■ **Directions**
Keep only those lines of the records that include the string "Вводится".

■ **Information given**
....
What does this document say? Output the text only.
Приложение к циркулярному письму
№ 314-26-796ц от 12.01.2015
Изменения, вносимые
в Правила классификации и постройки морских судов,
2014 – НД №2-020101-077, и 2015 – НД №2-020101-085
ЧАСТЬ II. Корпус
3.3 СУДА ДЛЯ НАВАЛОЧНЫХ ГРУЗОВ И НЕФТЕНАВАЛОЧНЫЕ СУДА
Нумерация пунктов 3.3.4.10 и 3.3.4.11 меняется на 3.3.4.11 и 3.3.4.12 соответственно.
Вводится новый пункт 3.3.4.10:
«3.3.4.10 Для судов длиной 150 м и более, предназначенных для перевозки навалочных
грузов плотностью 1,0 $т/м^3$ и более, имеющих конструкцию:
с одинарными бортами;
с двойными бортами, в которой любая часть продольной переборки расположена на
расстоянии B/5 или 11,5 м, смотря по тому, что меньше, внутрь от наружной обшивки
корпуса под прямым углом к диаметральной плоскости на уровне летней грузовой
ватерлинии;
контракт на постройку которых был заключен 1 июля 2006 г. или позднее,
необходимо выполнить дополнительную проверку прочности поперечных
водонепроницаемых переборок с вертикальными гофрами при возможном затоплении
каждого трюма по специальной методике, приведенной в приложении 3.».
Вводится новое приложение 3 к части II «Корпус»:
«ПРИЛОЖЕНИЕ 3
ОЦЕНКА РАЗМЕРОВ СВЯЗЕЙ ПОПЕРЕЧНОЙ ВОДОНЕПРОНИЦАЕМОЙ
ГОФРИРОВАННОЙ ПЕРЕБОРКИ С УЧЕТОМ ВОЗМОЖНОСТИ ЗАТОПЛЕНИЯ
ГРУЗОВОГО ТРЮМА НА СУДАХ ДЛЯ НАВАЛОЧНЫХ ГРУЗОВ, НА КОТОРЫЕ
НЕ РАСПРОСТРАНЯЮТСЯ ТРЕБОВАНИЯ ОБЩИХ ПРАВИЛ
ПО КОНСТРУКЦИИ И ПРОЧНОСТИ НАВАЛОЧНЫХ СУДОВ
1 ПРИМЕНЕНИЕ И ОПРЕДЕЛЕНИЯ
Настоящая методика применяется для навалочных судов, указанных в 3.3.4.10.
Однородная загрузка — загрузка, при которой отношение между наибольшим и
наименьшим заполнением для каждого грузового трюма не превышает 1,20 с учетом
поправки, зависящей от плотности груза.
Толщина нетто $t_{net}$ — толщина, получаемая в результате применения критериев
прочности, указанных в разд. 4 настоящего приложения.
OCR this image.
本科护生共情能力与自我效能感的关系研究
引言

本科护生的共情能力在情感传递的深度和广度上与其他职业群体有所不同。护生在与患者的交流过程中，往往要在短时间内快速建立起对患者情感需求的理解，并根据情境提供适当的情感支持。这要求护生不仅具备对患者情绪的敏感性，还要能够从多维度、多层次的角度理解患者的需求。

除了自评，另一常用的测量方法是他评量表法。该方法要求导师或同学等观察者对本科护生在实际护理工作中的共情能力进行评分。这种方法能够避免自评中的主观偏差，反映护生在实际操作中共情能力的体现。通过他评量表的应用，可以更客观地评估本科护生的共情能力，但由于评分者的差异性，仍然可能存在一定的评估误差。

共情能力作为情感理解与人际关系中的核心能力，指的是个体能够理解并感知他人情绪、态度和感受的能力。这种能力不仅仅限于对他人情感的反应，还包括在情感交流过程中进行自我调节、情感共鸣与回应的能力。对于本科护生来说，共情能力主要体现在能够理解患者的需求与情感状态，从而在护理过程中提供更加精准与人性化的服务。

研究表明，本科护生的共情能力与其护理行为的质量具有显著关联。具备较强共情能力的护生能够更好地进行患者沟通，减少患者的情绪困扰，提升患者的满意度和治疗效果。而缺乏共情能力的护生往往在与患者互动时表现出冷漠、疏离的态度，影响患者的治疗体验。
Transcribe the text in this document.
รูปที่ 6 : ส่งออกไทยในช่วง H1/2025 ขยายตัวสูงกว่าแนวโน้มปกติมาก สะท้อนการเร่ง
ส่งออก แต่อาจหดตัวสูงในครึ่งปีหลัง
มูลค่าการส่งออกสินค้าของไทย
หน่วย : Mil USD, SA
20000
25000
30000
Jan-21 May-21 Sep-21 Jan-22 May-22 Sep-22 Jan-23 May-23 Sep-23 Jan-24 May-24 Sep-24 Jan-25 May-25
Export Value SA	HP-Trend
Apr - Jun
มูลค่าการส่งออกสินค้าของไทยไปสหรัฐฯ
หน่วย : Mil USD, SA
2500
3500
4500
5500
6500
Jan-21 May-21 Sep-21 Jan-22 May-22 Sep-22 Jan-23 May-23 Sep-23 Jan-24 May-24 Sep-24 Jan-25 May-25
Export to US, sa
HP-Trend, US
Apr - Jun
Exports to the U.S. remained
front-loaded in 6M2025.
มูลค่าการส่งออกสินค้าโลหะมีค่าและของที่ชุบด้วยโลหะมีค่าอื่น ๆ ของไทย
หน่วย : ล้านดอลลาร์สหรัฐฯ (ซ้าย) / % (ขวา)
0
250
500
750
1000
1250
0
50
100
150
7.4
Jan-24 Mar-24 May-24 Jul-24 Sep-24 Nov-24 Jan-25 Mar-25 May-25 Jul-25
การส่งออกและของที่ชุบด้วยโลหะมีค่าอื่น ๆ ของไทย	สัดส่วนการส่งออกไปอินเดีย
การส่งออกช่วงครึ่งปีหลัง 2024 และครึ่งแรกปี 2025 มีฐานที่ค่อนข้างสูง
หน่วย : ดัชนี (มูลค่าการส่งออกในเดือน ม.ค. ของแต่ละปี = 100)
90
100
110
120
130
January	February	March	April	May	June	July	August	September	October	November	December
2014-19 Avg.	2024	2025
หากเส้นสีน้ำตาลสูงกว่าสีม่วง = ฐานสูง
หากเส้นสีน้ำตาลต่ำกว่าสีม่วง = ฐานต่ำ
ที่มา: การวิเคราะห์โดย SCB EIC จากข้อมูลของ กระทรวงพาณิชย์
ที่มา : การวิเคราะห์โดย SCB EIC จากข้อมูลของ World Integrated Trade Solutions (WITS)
....
■ **Task solution**
Вводится новый пункт 3.3.4.10:
Вводится новое приложение 3 к части II «Корпус»:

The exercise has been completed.